* Begin DATA FOR PROCESSING *

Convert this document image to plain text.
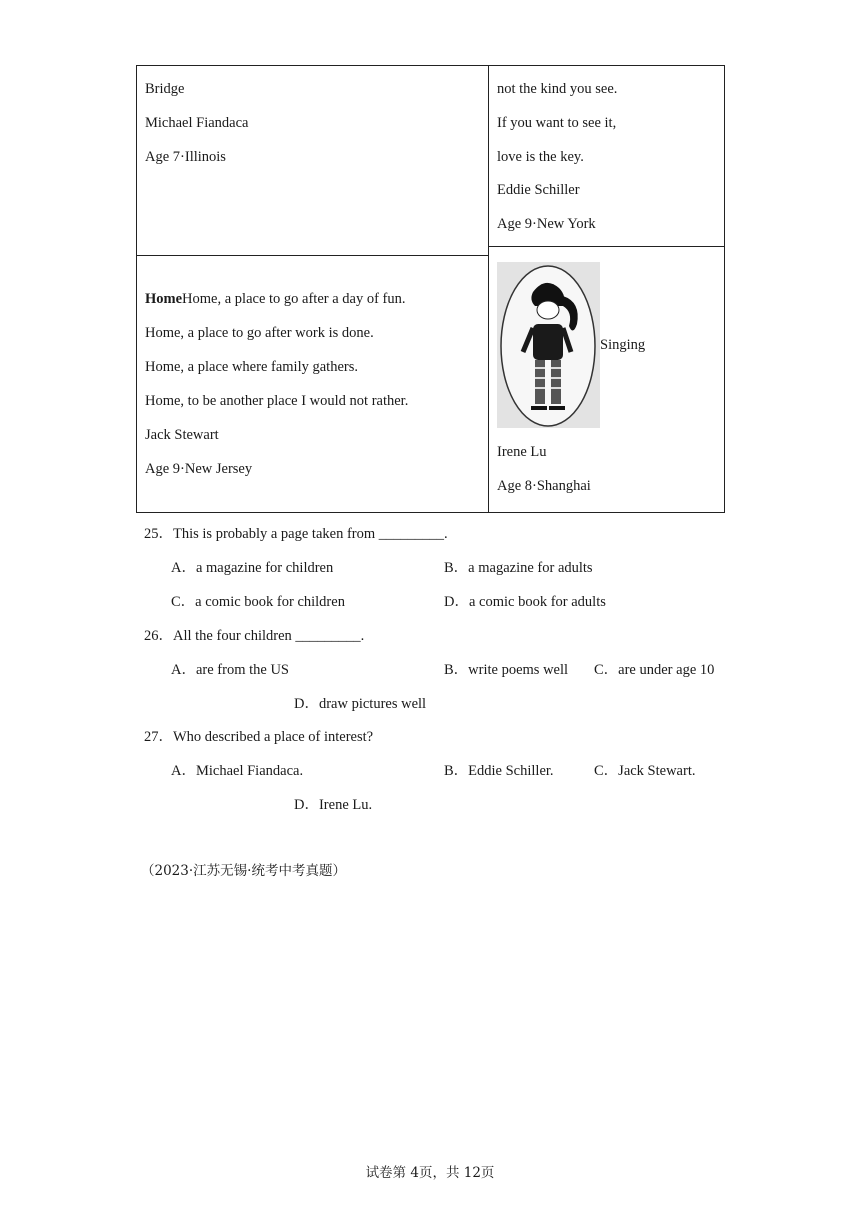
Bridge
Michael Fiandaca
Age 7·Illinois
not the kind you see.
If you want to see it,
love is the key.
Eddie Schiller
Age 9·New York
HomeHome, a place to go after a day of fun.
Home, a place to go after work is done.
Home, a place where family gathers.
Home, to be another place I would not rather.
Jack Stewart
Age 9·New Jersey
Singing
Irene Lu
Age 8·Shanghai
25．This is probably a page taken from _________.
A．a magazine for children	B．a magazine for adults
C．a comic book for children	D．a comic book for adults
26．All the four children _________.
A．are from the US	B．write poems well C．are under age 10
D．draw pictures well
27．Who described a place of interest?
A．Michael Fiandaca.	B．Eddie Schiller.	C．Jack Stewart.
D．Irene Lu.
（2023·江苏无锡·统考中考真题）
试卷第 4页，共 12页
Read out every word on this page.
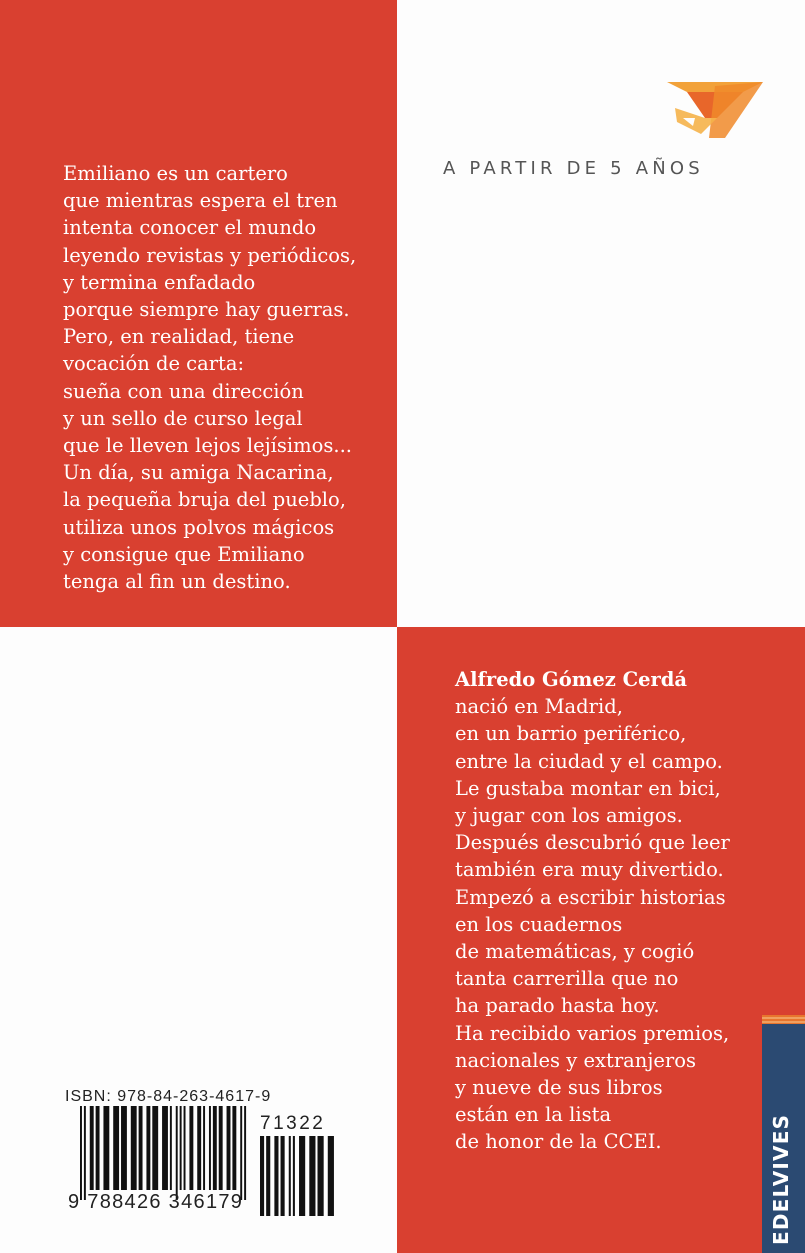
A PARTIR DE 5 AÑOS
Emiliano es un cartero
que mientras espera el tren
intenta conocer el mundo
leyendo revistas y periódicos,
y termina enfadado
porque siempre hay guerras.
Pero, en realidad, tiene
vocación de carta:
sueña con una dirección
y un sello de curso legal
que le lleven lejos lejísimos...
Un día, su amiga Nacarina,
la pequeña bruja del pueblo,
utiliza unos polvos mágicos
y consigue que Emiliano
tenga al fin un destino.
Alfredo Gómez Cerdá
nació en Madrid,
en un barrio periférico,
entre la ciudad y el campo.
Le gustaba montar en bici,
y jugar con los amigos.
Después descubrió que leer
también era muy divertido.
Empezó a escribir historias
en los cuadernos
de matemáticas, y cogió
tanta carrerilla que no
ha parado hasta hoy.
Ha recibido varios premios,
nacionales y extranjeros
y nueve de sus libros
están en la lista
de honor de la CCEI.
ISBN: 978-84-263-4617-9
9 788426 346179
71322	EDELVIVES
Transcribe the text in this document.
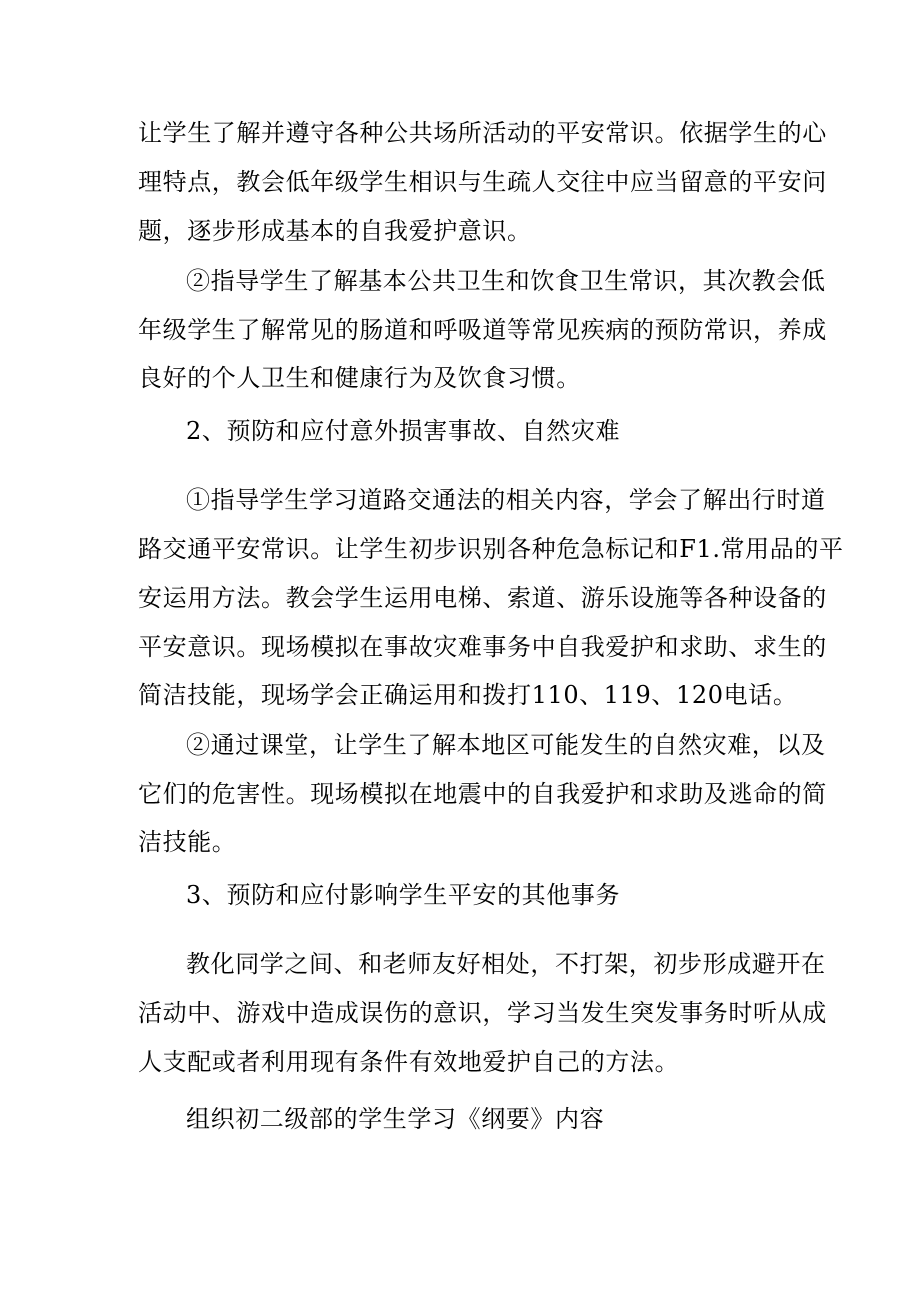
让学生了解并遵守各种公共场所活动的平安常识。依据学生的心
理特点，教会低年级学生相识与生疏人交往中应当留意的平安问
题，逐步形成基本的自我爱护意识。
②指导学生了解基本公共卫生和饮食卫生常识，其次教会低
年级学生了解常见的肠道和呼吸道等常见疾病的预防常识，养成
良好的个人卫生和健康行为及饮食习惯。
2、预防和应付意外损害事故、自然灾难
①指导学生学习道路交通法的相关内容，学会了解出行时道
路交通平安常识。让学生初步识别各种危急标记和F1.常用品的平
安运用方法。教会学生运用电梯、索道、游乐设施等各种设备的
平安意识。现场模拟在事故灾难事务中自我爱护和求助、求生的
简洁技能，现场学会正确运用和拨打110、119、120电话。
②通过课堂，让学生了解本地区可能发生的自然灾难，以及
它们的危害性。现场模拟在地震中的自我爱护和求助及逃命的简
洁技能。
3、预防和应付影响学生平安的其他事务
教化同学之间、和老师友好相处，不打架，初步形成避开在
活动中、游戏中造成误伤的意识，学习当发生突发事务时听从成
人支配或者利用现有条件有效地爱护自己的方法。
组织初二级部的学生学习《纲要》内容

* End DATA FOR PROCESSING *

STATED PROBLEM. Only the lines from the one containing "Transcribe the text in this document." through the last line of the data belong in the copy, both included and reproduced exactly. Pictures do not.

COMPLETE OUTPUT.
Transcribe the text in this document.
让学生了解并遵守各种公共场所活动的平安常识。依据学生的心
理特点，教会低年级学生相识与生疏人交往中应当留意的平安问
题，逐步形成基本的自我爱护意识。
②指导学生了解基本公共卫生和饮食卫生常识，其次教会低
年级学生了解常见的肠道和呼吸道等常见疾病的预防常识，养成
良好的个人卫生和健康行为及饮食习惯。
2、预防和应付意外损害事故、自然灾难
①指导学生学习道路交通法的相关内容，学会了解出行时道
路交通平安常识。让学生初步识别各种危急标记和F1.常用品的平
安运用方法。教会学生运用电梯、索道、游乐设施等各种设备的
平安意识。现场模拟在事故灾难事务中自我爱护和求助、求生的
简洁技能，现场学会正确运用和拨打110、119、120电话。
②通过课堂，让学生了解本地区可能发生的自然灾难，以及
它们的危害性。现场模拟在地震中的自我爱护和求助及逃命的简
洁技能。
3、预防和应付影响学生平安的其他事务
教化同学之间、和老师友好相处，不打架，初步形成避开在
活动中、游戏中造成误伤的意识，学习当发生突发事务时听从成
人支配或者利用现有条件有效地爱护自己的方法。
组织初二级部的学生学习《纲要》内容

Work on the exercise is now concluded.